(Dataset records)
┏━━

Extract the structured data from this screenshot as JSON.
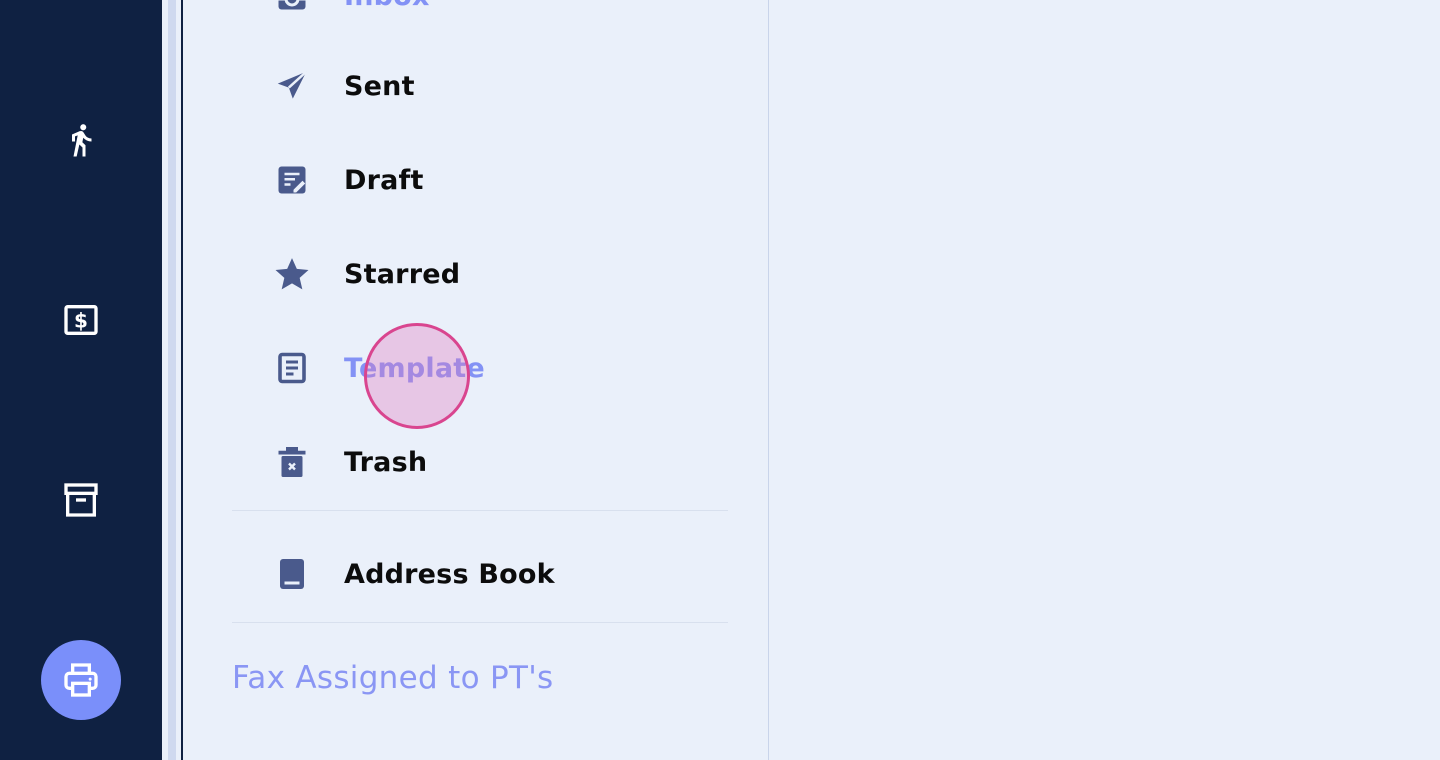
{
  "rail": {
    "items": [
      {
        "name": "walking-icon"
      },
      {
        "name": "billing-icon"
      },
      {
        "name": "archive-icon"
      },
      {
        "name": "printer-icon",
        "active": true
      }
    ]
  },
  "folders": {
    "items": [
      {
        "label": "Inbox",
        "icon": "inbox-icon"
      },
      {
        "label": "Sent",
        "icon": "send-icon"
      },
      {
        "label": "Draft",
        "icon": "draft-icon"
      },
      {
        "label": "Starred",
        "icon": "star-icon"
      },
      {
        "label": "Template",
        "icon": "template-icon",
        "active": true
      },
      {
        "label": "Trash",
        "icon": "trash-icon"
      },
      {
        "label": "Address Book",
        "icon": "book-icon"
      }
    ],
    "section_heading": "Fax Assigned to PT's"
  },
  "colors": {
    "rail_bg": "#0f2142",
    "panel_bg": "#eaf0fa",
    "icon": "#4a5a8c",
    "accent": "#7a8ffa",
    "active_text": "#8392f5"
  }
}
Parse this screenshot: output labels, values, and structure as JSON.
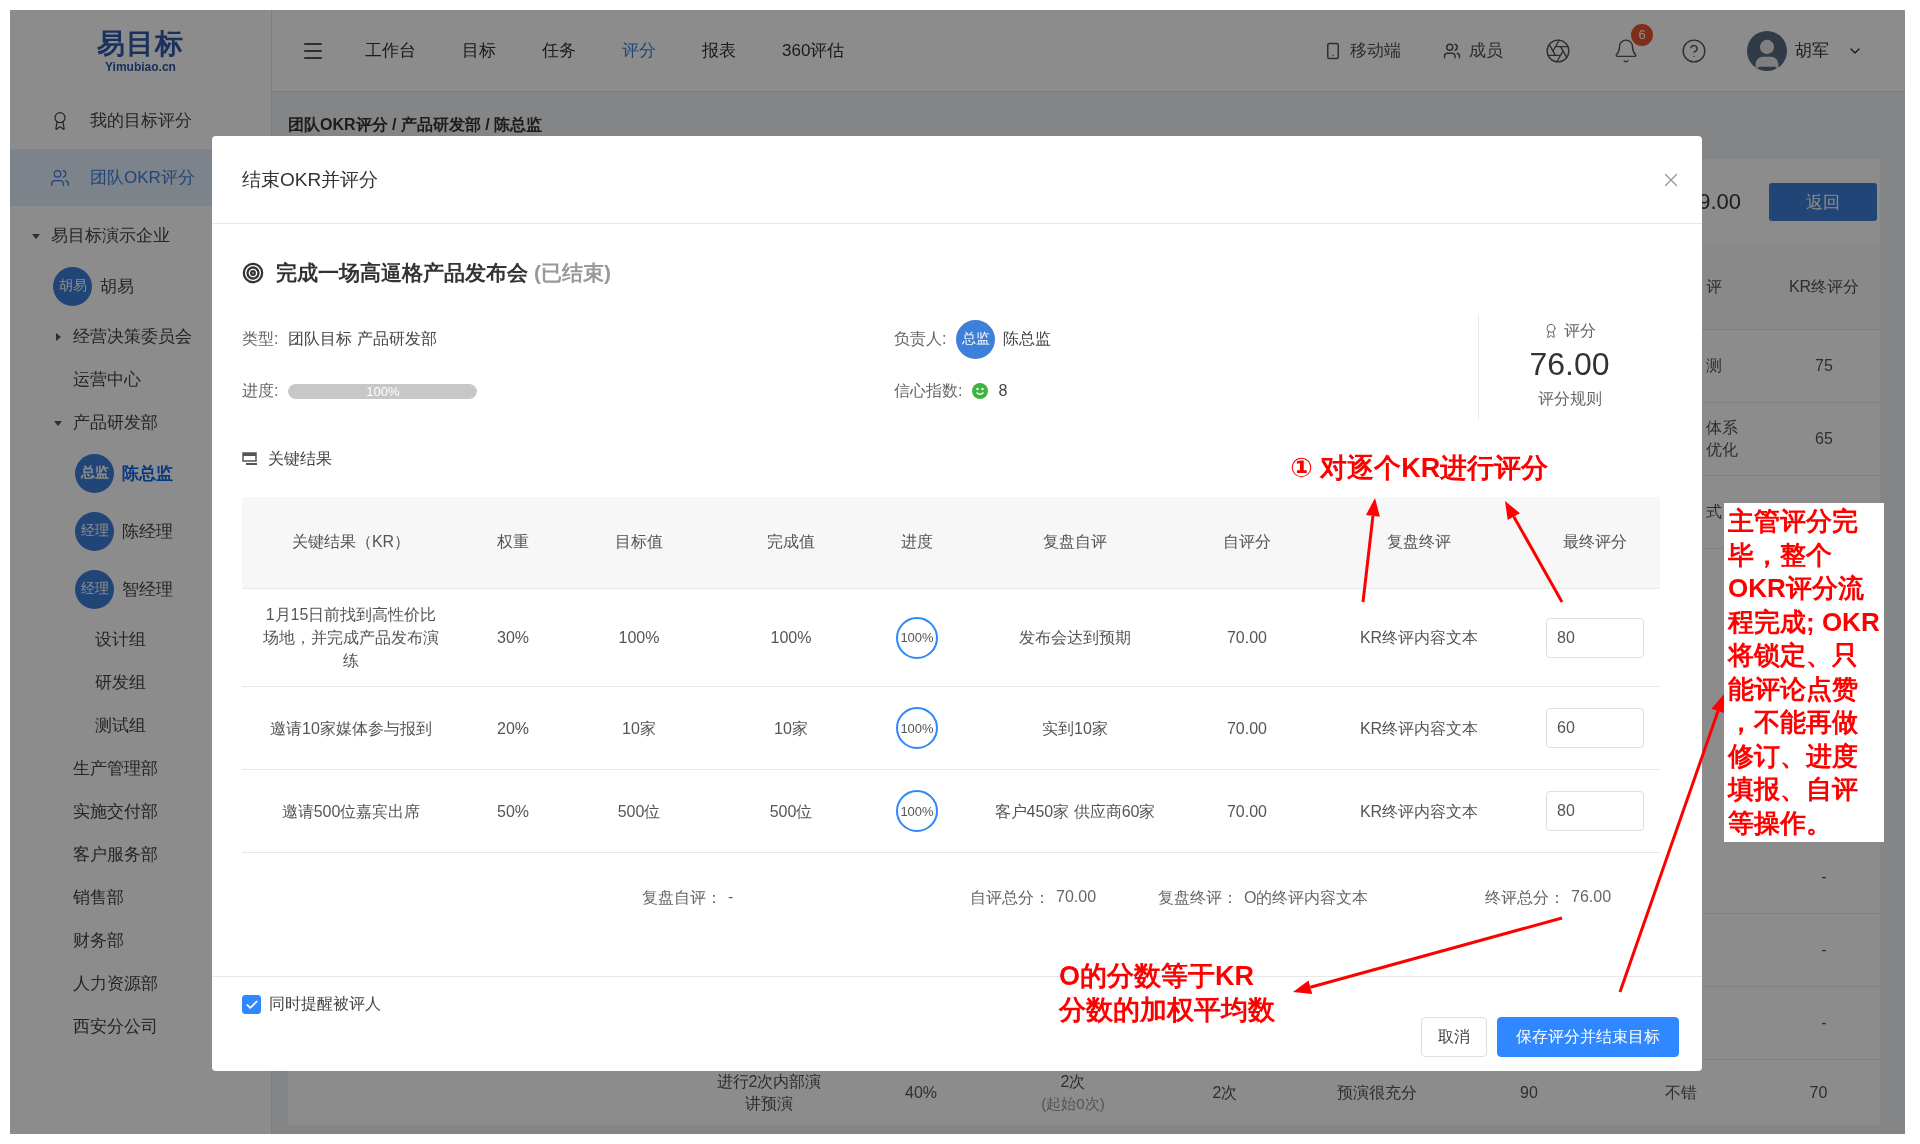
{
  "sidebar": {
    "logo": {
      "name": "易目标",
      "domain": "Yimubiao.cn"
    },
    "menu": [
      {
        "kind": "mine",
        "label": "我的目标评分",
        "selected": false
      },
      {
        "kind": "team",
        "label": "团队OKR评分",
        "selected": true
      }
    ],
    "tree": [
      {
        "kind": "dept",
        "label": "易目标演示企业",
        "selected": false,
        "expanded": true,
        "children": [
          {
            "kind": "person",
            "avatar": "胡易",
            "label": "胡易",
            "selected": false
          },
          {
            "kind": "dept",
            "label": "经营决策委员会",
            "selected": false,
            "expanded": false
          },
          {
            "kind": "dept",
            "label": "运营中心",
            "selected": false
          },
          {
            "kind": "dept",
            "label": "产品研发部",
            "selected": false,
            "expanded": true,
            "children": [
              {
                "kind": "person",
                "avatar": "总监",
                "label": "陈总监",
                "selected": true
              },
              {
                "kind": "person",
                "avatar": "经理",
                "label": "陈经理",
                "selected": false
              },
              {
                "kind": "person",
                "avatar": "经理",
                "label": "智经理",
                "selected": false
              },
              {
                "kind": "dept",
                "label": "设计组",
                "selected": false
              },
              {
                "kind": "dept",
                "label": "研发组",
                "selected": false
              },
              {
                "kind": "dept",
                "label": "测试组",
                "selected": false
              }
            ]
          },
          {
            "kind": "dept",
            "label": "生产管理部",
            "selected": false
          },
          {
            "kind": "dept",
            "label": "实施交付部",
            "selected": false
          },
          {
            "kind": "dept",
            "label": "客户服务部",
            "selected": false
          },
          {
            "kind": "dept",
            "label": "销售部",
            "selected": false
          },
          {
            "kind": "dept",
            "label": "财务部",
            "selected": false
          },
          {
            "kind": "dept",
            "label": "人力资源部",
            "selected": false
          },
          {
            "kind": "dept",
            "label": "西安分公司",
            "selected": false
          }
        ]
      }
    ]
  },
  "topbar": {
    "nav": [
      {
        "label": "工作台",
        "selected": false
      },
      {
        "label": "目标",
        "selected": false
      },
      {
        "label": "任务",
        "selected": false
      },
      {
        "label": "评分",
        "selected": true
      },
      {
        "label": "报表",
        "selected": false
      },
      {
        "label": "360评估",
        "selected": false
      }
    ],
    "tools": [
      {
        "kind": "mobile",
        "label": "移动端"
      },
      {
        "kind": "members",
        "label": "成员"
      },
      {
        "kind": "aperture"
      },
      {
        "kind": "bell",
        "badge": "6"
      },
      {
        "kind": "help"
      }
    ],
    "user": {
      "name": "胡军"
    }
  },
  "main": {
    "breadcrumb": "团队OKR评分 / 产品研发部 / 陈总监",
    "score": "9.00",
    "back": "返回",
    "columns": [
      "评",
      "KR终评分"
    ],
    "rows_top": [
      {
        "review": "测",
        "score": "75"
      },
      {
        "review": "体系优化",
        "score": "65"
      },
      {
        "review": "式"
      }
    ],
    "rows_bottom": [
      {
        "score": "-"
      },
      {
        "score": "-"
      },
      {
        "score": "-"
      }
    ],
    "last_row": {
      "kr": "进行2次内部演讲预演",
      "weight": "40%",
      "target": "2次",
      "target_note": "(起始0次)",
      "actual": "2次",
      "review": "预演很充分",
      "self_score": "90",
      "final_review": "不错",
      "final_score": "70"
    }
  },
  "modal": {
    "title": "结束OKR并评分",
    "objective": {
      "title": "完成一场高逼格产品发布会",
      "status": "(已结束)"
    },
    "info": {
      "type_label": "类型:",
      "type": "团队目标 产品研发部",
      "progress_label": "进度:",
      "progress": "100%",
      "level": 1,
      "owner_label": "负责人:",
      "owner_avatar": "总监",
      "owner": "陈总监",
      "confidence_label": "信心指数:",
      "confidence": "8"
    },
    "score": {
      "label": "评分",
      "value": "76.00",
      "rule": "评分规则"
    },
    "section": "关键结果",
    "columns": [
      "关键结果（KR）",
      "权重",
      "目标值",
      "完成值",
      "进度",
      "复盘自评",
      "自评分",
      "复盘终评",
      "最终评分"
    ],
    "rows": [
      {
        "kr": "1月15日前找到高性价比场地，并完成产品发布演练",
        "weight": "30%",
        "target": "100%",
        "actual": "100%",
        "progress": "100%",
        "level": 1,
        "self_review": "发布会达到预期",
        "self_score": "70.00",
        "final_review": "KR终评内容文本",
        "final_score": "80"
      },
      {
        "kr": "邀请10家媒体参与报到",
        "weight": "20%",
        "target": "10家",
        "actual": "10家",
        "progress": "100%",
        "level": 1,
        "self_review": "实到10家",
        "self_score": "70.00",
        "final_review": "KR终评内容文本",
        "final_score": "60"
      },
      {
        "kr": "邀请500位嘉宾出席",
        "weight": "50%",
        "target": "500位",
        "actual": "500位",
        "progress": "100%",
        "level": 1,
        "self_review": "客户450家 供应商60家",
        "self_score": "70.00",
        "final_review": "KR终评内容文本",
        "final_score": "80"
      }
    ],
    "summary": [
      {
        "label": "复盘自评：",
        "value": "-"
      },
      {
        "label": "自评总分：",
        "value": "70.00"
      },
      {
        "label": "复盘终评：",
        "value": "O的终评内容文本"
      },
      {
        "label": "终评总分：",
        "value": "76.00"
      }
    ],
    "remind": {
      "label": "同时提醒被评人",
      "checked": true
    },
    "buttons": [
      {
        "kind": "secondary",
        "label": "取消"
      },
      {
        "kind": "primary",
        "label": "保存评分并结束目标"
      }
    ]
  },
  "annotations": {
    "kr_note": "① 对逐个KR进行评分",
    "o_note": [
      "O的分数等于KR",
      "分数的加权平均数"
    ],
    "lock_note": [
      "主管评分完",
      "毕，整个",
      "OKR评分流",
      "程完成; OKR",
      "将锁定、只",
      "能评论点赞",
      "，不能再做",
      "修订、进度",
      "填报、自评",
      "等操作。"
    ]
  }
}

┗━━

**SET TASK**
What is needed is an exact reproduction of the data, pictures excluded.

**RESULT**
Extract the structured data from this screenshot as JSON.
{
  "rail": {
    "items": [
      {
        "name": "walking-icon"
      },
      {
        "name": "billing-icon"
      },
      {
        "name": "archive-icon"
      },
      {
        "name": "printer-icon",
        "active": true
      }
    ]
  },
  "folders": {
    "items": [
      {
        "label": "Inbox",
        "icon": "inbox-icon"
      },
      {
        "label": "Sent",
        "icon": "send-icon"
      },
      {
        "label": "Draft",
        "icon": "draft-icon"
      },
      {
        "label": "Starred",
        "icon": "star-icon"
      },
      {
        "label": "Template",
        "icon": "template-icon",
        "active": true
      },
      {
        "label": "Trash",
        "icon": "trash-icon"
      },
      {
        "label": "Address Book",
        "icon": "book-icon"
      }
    ],
    "section_heading": "Fax Assigned to PT's"
  },
  "colors": {
    "rail_bg": "#0f2142",
    "panel_bg": "#eaf0fa",
    "icon": "#4a5a8c",
    "accent": "#7a8ffa",
    "active_text": "#8392f5"
  }
}
Parse this screenshot: output labels, values, and structure as JSON.
{
  "sidebar": {
    "logo": {
      "name": "易目标",
      "domain": "Yimubiao.cn"
    },
    "menu": [
      {
        "kind": "mine",
        "label": "我的目标评分",
        "selected": false
      },
      {
        "kind": "team",
        "label": "团队OKR评分",
        "selected": true
      }
    ],
    "tree": [
      {
        "kind": "dept",
        "label": "易目标演示企业",
        "selected": false,
        "expanded": true,
        "children": [
          {
            "kind": "person",
            "avatar": "胡易",
            "label": "胡易",
            "selected": false
          },
          {
            "kind": "dept",
            "label": "经营决策委员会",
            "selected": false,
            "expanded": false
          },
          {
            "kind": "dept",
            "label": "运营中心",
            "selected": false
          },
          {
            "kind": "dept",
            "label": "产品研发部",
            "selected": false,
            "expanded": true,
            "children": [
              {
                "kind": "person",
                "avatar": "总监",
                "label": "陈总监",
                "selected": true
              },
              {
                "kind": "person",
                "avatar": "经理",
                "label": "陈经理",
                "selected": false
              },
              {
                "kind": "person",
                "avatar": "经理",
                "label": "智经理",
                "selected": false
              },
              {
                "kind": "dept",
                "label": "设计组",
                "selected": false
              },
              {
                "kind": "dept",
                "label": "研发组",
                "selected": false
              },
              {
                "kind": "dept",
                "label": "测试组",
                "selected": false
              }
            ]
          },
          {
            "kind": "dept",
            "label": "生产管理部",
            "selected": false
          },
          {
            "kind": "dept",
            "label": "实施交付部",
            "selected": false
          },
          {
            "kind": "dept",
            "label": "客户服务部",
            "selected": false
          },
          {
            "kind": "dept",
            "label": "销售部",
            "selected": false
          },
          {
            "kind": "dept",
            "label": "财务部",
            "selected": false
          },
          {
            "kind": "dept",
            "label": "人力资源部",
            "selected": false
          },
          {
            "kind": "dept",
            "label": "西安分公司",
            "selected": false
          }
        ]
      }
    ]
  },
  "topbar": {
    "nav": [
      {
        "label": "工作台",
        "selected": false
      },
      {
        "label": "目标",
        "selected": false
      },
      {
        "label": "任务",
        "selected": false
      },
      {
        "label": "评分",
        "selected": true
      },
      {
        "label": "报表",
        "selected": false
      },
      {
        "label": "360评估",
        "selected": false
      }
    ],
    "tools": [
      {
        "kind": "mobile",
        "label": "移动端"
      },
      {
        "kind": "members",
        "label": "成员"
      },
      {
        "kind": "aperture"
      },
      {
        "kind": "bell",
        "badge": "6"
      },
      {
        "kind": "help"
      }
    ],
    "user": {
      "name": "胡军"
    }
  },
  "main": {
    "breadcrumb": "团队OKR评分 / 产品研发部 / 陈总监",
    "score": "9.00",
    "back": "返回",
    "columns": [
      "评",
      "KR终评分"
    ],
    "rows_top": [
      {
        "review": "测",
        "score": "75"
      },
      {
        "review": "体系优化",
        "score": "65"
      },
      {
        "review": "式"
      }
    ],
    "rows_bottom": [
      {
        "score": "-"
      },
      {
        "score": "-"
      },
      {
        "score": "-"
      }
    ],
    "last_row": {
      "kr": "进行2次内部演讲预演",
      "weight": "40%",
      "target": "2次",
      "target_note": "(起始0次)",
      "actual": "2次",
      "review": "预演很充分",
      "self_score": "90",
      "final_review": "不错",
      "final_score": "70"
    }
  },
  "modal": {
    "title": "结束OKR并评分",
    "objective": {
      "title": "完成一场高逼格产品发布会",
      "status": "(已结束)"
    },
    "info": {
      "type_label": "类型:",
      "type": "团队目标 产品研发部",
      "progress_label": "进度:",
      "progress": "100%",
      "level": 1,
      "owner_label": "负责人:",
      "owner_avatar": "总监",
      "owner": "陈总监",
      "confidence_label": "信心指数:",
      "confidence": "8"
    },
    "score": {
      "label": "评分",
      "value": "76.00",
      "rule": "评分规则"
    },
    "section": "关键结果",
    "columns": [
      "关键结果（KR）",
      "权重",
      "目标值",
      "完成值",
      "进度",
      "复盘自评",
      "自评分",
      "复盘终评",
      "最终评分"
    ],
    "rows": [
      {
        "kr": "1月15日前找到高性价比场地，并完成产品发布演练",
        "weight": "30%",
        "target": "100%",
        "actual": "100%",
        "progress": "100%",
        "level": 1,
        "self_review": "发布会达到预期",
        "self_score": "70.00",
        "final_review": "KR终评内容文本",
        "final_score": "80"
      },
      {
        "kr": "邀请10家媒体参与报到",
        "weight": "20%",
        "target": "10家",
        "actual": "10家",
        "progress": "100%",
        "level": 1,
        "self_review": "实到10家",
        "self_score": "70.00",
        "final_review": "KR终评内容文本",
        "final_score": "60"
      },
      {
        "kr": "邀请500位嘉宾出席",
        "weight": "50%",
        "target": "500位",
        "actual": "500位",
        "progress": "100%",
        "level": 1,
        "self_review": "客户450家 供应商60家",
        "self_score": "70.00",
        "final_review": "KR终评内容文本",
        "final_score": "80"
      }
    ],
    "summary": [
      {
        "label": "复盘自评：",
        "value": "-"
      },
      {
        "label": "自评总分：",
        "value": "70.00"
      },
      {
        "label": "复盘终评：",
        "value": "O的终评内容文本"
      },
      {
        "label": "终评总分：",
        "value": "76.00"
      }
    ],
    "remind": {
      "label": "同时提醒被评人",
      "checked": true
    },
    "buttons": [
      {
        "kind": "secondary",
        "label": "取消"
      },
      {
        "kind": "primary",
        "label": "保存评分并结束目标"
      }
    ]
  },
  "annotations": {
    "kr_note": "① 对逐个KR进行评分",
    "o_note": [
      "O的分数等于KR",
      "分数的加权平均数"
    ],
    "lock_note": [
      "主管评分完",
      "毕，整个",
      "OKR评分流",
      "程完成; OKR",
      "将锁定、只",
      "能评论点赞",
      "，不能再做",
      "修订、进度",
      "填报、自评",
      "等操作。"
    ]
  }
}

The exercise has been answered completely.